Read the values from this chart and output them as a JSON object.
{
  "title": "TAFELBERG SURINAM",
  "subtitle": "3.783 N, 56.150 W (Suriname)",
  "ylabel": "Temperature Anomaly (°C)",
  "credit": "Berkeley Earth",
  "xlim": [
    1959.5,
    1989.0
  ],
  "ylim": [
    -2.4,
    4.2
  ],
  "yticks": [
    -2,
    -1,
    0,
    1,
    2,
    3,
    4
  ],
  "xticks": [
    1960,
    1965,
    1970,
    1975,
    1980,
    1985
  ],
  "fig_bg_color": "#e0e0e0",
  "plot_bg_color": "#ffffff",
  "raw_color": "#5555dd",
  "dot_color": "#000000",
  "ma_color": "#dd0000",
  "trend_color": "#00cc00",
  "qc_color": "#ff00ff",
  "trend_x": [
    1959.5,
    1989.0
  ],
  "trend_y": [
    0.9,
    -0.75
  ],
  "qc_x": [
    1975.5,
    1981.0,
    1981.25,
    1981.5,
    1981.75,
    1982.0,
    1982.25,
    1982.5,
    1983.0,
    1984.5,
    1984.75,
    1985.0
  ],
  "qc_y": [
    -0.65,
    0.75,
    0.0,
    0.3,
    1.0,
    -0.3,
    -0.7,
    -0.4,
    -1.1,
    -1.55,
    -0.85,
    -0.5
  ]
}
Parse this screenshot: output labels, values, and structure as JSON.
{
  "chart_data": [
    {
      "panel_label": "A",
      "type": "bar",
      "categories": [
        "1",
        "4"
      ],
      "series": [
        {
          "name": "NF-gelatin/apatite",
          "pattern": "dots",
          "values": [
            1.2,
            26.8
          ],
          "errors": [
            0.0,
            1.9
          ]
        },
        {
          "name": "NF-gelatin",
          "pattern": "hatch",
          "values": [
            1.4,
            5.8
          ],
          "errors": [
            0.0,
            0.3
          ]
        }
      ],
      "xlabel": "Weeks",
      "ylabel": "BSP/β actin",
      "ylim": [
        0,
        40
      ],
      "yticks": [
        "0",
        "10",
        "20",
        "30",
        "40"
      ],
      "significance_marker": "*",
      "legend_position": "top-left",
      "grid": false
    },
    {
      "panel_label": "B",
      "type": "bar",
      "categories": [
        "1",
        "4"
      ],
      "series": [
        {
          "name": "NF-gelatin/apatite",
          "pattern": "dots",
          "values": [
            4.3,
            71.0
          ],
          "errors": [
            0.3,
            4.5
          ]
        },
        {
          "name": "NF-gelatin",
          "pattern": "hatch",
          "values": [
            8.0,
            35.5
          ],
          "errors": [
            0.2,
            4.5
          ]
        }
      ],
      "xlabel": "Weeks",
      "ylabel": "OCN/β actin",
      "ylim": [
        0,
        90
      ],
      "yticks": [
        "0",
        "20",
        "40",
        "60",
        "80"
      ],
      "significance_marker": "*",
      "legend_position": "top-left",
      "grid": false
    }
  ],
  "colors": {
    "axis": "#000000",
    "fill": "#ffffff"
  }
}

=====

» DIRECTIONS
Pick out every line above that contains the word "ylabel" and copy it.

» FULL OUTPUT
  "ylabel": "Temperature Anomaly (°C)",
      "ylabel": "BSP/β actin",
      "ylabel": "OCN/β actin",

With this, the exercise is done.